Directions:
A - In the LXD 3.14 forum thread below, what command did the first poster run to get LXD back to version 3.13?
B - Write the next part of the LXD 3.14 forum thread below, continuing after its final post.

Text passage:
==============================

LXD 3.14 on snap fails

yajrendrag · June 18, 2019, 11:40pm

lxd 3.14 on ubuntu 18.04 - has been running fine.
updated ubuntu today and upon reboot, most lxc commands just hang - meaning the console just sits there unresponsive after issuing an lxc command, eg., “lxc list” or “lxc storage list”.

none of the containers are running - their services are inaccessible, and also cannot lxc exec container-name /bin/bash - per above, console is just unresponsive.

noticed that lxd was updated to 3.14 yesterday and so did a
snap revert lxd
which downgraded to lxd 3.13 and now lxc commands work again and container services are running and accessible.

gpatel-fr · June 19, 2019, 6:04am

I have a few snap lxd install on 18.04 and had only a temporary issue with 3.14 on one of them (nothing as annoying, just loss of network connectivity, fixed by a reboot). Maybe you could try to move again to 3.14 to see if it was a rogue condition caused by the automatic snap upgrade in conflict with apt update (I wonder if there is some sync between the two updates or if it’s just ‘shrug, bad stuff could happen’)

yajrendrag · June 19, 2019, 3:05pm

i did reboot several times after the upgrade and that didn’t work, but if you’re suggesting that now that ubuntu is upgraded to again do the snap update to 3.14, i can try that.

SoulSeekkor · June 19, 2019, 5:03pm

I too am having this problem, after the snap refresh to 3.14 everything broke and lxc commands simply hang (no containers started).

I reverted and upgraded the snap again as suggested, then rebooted to be safe…still the same problem. I reverted and immediately after reverting the snap the commands work just as yajrendrag experienced, and containers automatically start coming up (I have autostart enabled). There is definitely something seriously wrong in this latest version, I have Ubuntu 18.04 fully updated running this snap and only this snap.

==============================

Provided information:
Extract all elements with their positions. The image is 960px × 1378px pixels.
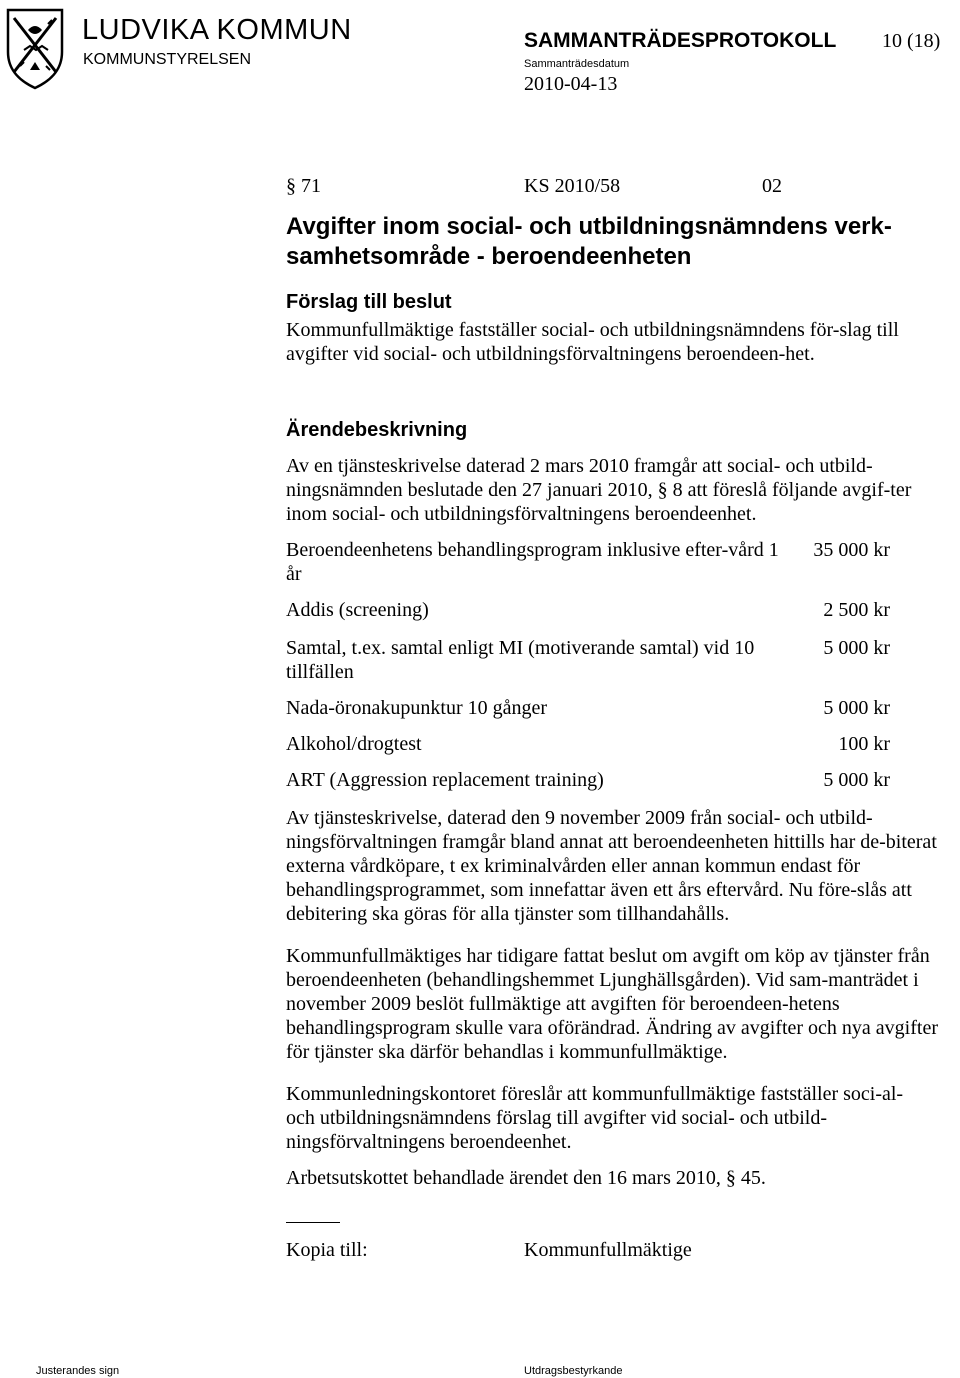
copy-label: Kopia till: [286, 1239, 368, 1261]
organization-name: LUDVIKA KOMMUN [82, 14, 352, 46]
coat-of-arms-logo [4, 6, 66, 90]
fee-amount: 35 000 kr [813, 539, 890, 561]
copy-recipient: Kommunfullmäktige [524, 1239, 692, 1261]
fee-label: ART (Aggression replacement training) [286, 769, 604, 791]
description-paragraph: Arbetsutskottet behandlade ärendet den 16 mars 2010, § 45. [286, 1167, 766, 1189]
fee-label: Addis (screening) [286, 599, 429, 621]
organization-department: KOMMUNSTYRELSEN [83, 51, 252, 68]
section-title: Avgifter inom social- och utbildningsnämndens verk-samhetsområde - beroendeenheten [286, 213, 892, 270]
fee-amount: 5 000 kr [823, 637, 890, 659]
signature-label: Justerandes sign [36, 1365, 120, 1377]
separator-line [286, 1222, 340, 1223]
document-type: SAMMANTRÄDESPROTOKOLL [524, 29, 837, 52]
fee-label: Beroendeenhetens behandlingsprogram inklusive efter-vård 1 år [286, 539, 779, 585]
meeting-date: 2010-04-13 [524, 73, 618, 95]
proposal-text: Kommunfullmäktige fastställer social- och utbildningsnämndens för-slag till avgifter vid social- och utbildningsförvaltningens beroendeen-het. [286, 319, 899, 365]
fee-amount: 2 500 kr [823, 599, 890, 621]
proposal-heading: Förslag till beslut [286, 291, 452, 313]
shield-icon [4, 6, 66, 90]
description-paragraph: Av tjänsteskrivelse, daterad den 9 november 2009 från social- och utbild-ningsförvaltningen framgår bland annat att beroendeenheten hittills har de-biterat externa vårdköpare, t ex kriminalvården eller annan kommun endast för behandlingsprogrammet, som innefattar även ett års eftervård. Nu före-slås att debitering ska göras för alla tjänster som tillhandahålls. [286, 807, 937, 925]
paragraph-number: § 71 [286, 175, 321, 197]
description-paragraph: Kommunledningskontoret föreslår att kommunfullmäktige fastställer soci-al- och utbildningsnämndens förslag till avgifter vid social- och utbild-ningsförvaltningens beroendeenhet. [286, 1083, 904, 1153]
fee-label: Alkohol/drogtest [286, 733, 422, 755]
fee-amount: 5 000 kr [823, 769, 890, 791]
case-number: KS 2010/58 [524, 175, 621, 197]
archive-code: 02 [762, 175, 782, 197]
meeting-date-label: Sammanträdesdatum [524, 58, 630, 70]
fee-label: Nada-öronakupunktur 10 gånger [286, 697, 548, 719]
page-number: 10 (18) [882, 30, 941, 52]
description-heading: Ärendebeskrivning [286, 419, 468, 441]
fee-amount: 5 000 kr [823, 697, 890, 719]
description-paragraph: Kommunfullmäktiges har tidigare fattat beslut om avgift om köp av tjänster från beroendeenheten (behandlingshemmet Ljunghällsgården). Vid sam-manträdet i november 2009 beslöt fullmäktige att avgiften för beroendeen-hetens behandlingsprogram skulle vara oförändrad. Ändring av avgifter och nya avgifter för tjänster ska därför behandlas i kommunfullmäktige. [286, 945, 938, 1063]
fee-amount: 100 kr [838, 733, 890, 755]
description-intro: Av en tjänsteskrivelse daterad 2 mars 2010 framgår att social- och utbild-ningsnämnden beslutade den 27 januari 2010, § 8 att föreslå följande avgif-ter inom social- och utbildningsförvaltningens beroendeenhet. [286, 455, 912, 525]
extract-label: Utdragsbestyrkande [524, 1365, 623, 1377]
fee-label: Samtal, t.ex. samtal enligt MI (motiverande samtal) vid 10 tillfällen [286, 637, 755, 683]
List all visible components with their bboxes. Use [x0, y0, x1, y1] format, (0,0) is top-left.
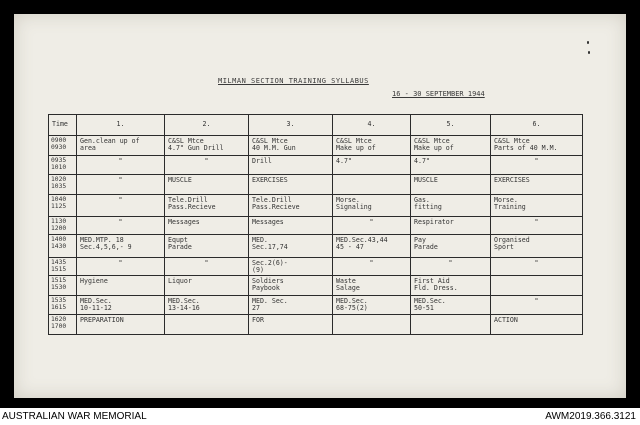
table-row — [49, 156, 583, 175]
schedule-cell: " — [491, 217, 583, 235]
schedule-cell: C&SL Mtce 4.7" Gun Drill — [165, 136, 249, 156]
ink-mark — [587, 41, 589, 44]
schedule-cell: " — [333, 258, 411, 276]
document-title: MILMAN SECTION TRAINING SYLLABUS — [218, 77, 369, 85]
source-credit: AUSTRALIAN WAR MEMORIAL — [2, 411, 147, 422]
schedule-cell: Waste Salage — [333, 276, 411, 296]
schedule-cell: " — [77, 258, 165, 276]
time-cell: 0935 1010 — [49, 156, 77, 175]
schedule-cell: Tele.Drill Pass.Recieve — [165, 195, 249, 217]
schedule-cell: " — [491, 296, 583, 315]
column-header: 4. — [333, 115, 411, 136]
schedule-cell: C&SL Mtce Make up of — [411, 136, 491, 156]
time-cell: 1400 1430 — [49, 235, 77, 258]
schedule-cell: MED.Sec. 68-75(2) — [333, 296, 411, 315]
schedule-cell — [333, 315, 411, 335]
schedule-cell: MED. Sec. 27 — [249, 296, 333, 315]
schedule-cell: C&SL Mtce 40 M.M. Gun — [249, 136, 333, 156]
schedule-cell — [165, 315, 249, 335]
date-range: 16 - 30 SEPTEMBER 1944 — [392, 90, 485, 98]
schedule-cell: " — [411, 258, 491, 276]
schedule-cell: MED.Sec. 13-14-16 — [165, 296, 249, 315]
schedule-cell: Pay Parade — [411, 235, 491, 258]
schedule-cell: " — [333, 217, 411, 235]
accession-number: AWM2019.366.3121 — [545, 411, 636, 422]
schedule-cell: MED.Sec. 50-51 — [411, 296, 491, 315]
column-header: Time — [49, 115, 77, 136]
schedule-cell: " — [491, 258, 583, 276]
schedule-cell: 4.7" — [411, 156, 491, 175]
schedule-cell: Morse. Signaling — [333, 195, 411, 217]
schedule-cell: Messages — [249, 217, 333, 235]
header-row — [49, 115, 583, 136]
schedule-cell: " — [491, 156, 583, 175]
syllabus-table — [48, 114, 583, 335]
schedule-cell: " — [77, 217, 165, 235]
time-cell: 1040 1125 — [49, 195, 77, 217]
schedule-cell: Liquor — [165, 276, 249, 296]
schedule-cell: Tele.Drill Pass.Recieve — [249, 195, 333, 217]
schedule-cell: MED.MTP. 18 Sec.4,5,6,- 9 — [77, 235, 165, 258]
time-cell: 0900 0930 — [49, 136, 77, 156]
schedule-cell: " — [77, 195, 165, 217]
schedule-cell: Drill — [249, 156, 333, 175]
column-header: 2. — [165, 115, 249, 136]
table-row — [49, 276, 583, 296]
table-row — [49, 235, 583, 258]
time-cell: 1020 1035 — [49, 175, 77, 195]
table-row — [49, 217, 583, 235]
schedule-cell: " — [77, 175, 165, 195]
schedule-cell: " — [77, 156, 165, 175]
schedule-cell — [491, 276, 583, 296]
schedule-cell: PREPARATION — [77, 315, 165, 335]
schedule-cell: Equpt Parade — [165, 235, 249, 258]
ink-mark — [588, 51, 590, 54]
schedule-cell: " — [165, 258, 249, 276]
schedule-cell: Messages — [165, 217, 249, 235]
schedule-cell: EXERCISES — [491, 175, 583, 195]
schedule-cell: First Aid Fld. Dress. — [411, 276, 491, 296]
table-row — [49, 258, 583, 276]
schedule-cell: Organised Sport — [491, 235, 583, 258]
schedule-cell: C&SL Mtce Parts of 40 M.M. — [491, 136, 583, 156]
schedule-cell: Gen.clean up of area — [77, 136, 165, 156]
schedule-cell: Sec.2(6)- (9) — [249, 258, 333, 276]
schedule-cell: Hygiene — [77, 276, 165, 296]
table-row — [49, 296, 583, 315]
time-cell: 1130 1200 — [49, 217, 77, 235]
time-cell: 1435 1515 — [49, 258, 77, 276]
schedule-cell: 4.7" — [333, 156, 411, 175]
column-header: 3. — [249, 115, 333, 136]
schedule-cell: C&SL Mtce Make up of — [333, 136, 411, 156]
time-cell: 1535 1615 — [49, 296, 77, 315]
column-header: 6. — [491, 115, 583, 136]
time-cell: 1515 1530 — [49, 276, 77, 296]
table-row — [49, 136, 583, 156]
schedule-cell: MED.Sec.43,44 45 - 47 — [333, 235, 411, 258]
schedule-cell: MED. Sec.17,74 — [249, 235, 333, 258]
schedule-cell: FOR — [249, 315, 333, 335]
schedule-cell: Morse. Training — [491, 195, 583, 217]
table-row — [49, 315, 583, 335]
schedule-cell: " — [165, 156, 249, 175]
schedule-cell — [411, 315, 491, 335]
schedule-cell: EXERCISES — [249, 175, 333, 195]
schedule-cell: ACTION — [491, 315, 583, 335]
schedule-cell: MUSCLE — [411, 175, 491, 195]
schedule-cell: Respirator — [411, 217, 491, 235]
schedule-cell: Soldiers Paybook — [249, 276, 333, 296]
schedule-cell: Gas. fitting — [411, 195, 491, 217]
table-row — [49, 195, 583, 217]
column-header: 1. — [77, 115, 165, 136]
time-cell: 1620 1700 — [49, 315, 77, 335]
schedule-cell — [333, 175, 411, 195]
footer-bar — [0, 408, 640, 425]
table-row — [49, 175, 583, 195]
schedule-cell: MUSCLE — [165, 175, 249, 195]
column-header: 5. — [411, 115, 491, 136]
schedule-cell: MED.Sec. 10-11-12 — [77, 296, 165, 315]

==============================

Results in order:
A - snap revert lxd

B -
stgraber · June 19, 2019, 6:58pm

Since the release of LXD 3.14 to stable users, we made two changes:

Fixed a network problem when users have manually defined routes on a LXD network
Fixed an update issue with btrfs container snapshots following a previous update failure

stable was updated as of 5 minutes ago, so you may want to give that another try, especially if you’re using btrfs.

SoulSeekkor · June 19, 2019, 8:05pm

Just did a snap refresh of lxd and after a reboot still broke, commands simply hang. I do have my containers on btrfs.

gpatel-fr · June 19, 2019, 8:12pm

are you on 10934 ? (ls /snap/lxd -lart)

yajrendrag · June 19, 2019, 8:23pm

i am on 10934… the update to stable must have forced an auto refresh to 3.14 and while my containers are still running, i get this error in response to lxc list:

Error: Get http://unix.socket/1.0: dial unix /var/snap/lxd/common/lxd/unix.socket: connect: connection refused

this happened yesterday before my ubuntu update.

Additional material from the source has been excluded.